REQUIREMENT: Pick out every line of the entries below where "colors" occurs, and copy those lines.

DATASET EXTRACT:
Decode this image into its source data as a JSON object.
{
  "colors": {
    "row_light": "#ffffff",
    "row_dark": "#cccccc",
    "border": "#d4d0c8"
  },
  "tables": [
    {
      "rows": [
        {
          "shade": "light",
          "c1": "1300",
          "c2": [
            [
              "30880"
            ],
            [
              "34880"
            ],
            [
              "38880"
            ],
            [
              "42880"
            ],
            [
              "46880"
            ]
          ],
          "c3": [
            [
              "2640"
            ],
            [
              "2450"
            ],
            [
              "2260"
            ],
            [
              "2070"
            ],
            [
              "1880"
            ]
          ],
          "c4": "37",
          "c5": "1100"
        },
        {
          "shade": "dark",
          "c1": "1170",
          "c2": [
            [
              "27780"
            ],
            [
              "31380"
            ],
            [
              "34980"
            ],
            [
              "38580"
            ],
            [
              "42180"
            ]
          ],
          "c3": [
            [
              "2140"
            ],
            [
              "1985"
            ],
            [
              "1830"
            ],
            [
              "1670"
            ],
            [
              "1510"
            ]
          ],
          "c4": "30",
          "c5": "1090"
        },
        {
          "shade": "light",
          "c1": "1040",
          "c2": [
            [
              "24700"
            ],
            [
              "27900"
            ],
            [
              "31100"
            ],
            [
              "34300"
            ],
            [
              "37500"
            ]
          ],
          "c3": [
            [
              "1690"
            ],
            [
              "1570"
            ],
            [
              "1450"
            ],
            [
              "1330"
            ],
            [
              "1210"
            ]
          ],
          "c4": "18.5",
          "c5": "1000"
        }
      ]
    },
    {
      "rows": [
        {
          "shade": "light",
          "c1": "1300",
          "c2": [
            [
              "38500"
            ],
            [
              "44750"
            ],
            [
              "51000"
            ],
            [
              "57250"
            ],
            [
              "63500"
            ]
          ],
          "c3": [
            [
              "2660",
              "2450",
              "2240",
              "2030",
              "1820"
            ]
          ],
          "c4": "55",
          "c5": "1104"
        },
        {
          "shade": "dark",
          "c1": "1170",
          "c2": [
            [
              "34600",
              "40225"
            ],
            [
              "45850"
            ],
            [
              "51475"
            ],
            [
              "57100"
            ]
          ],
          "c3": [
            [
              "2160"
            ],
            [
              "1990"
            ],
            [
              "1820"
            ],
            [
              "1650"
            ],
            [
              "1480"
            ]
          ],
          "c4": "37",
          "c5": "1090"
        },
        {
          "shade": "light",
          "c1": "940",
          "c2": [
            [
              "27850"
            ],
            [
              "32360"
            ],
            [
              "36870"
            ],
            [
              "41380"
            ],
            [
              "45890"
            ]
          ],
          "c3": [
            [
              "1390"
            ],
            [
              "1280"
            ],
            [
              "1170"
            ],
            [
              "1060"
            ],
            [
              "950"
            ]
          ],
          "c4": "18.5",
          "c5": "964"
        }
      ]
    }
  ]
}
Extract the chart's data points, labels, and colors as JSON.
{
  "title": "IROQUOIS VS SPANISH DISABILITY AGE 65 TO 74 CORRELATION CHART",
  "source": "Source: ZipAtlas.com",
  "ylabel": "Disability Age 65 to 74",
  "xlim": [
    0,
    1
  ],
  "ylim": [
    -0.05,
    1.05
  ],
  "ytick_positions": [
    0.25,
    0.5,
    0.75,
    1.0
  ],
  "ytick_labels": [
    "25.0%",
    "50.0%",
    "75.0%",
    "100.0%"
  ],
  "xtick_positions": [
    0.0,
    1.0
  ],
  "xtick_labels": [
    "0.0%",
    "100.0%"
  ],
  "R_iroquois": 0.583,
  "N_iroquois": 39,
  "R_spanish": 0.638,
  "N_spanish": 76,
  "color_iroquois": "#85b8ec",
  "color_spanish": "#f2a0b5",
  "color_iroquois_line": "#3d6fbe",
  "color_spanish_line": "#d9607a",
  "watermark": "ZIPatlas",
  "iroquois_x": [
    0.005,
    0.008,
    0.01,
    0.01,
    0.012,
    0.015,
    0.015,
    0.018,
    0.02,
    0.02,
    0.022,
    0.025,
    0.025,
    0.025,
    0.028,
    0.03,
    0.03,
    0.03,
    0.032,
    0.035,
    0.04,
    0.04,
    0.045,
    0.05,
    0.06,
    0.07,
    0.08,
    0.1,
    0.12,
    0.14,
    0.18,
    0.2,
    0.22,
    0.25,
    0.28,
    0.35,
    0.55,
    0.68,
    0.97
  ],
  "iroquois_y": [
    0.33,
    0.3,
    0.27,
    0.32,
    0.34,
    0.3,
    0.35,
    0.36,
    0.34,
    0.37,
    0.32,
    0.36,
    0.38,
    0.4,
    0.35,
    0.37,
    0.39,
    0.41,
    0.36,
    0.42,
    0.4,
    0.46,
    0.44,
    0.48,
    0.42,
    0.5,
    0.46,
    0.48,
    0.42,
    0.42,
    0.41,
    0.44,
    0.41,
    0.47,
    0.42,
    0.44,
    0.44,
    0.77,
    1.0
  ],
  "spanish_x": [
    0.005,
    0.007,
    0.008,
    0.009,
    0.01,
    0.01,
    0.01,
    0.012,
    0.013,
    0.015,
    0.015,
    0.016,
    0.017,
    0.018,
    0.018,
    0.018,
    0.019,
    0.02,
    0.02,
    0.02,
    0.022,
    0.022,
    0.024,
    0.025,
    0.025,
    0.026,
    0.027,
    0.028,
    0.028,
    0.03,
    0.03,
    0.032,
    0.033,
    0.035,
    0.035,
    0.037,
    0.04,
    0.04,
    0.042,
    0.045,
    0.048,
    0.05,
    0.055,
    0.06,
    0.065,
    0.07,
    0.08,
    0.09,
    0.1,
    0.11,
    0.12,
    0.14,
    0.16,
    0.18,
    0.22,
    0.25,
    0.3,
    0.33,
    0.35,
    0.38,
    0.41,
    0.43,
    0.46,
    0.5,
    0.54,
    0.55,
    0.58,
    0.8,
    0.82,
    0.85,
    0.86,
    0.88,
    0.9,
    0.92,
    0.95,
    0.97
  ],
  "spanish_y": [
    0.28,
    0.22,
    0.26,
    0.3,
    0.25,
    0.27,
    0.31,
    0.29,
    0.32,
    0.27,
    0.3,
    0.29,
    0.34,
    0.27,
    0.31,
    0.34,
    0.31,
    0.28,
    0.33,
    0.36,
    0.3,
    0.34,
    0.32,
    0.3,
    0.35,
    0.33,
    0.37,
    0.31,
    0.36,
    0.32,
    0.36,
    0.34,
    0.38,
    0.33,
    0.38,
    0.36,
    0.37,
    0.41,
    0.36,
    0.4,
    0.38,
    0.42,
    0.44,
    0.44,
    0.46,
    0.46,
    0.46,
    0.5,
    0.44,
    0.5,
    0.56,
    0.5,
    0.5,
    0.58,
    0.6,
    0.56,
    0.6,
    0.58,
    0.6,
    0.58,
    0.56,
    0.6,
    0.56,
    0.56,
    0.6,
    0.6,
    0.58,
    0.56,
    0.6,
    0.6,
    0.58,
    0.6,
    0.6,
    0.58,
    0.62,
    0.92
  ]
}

EXERCISE RESPONSE:
  "colors": {
Extract the chart's data points, labels, and colors as JSON.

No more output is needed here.